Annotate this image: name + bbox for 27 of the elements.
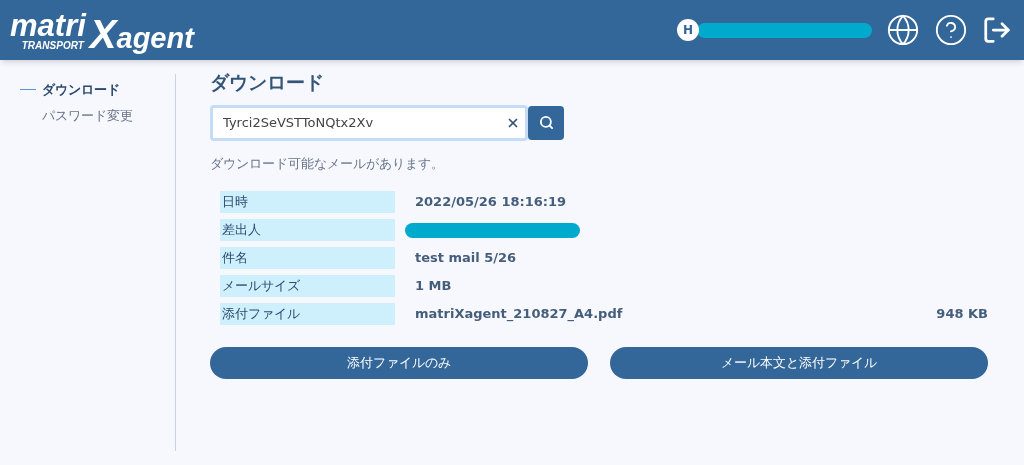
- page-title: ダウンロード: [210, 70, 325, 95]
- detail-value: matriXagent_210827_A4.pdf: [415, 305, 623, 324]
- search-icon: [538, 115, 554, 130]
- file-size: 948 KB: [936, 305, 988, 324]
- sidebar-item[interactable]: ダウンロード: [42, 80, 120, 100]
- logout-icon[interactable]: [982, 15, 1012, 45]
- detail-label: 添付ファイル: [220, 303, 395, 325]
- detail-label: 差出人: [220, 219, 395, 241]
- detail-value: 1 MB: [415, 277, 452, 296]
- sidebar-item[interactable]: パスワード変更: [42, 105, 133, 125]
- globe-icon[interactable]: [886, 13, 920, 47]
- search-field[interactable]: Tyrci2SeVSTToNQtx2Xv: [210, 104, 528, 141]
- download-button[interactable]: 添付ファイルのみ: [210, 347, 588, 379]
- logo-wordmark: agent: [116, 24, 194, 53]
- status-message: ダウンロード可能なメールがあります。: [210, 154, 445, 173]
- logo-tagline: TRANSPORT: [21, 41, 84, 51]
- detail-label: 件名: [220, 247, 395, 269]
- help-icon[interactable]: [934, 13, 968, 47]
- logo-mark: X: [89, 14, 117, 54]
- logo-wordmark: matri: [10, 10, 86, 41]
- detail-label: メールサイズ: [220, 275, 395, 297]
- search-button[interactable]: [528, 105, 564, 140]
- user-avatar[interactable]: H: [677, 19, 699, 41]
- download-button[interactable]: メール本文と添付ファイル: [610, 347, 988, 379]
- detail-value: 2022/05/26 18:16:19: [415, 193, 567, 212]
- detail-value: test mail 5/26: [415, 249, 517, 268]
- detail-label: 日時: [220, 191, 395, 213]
---+---
Quote every item above word for word, keeping each line as it appears but leaving out the picture placeholders.

RESULT OF THE EXERCISE>
Annotate this image: name + bbox for 27 of the elements.
- page-title: ダウンロード: [210, 70, 325, 95]
- detail-value: matriXagent_210827_A4.pdf: [415, 305, 623, 324]
- search-icon: [538, 115, 554, 130]
- file-size: 948 KB: [936, 305, 988, 324]
- sidebar-item[interactable]: ダウンロード: [42, 80, 120, 100]
- logout-icon[interactable]: [982, 15, 1012, 45]
- detail-label: 添付ファイル: [220, 303, 395, 325]
- detail-label: 差出人: [220, 219, 395, 241]
- detail-value: 1 MB: [415, 277, 452, 296]
- sidebar-item[interactable]: パスワード変更: [42, 105, 133, 125]
- globe-icon[interactable]: [886, 13, 920, 47]
- search-field[interactable]: Tyrci2SeVSTToNQtx2Xv: [210, 104, 528, 141]
- download-button[interactable]: 添付ファイルのみ: [210, 347, 588, 379]
- logo-wordmark: agent: [116, 24, 194, 53]
- status-message: ダウンロード可能なメールがあります。: [210, 154, 445, 173]
- logo-tagline: TRANSPORT: [21, 41, 84, 51]
- detail-label: 件名: [220, 247, 395, 269]
- help-icon[interactable]: [934, 13, 968, 47]
- logo-mark: X: [89, 14, 117, 54]
- logo-wordmark: matri: [10, 10, 86, 41]
- detail-label: メールサイズ: [220, 275, 395, 297]
- search-button[interactable]: [528, 105, 564, 140]
- user-avatar[interactable]: H: [677, 19, 699, 41]
- download-button[interactable]: メール本文と添付ファイル: [610, 347, 988, 379]
- detail-value: 2022/05/26 18:16:19: [415, 193, 567, 212]
- detail-value: test mail 5/26: [415, 249, 517, 268]
- detail-label: 日時: [220, 191, 395, 213]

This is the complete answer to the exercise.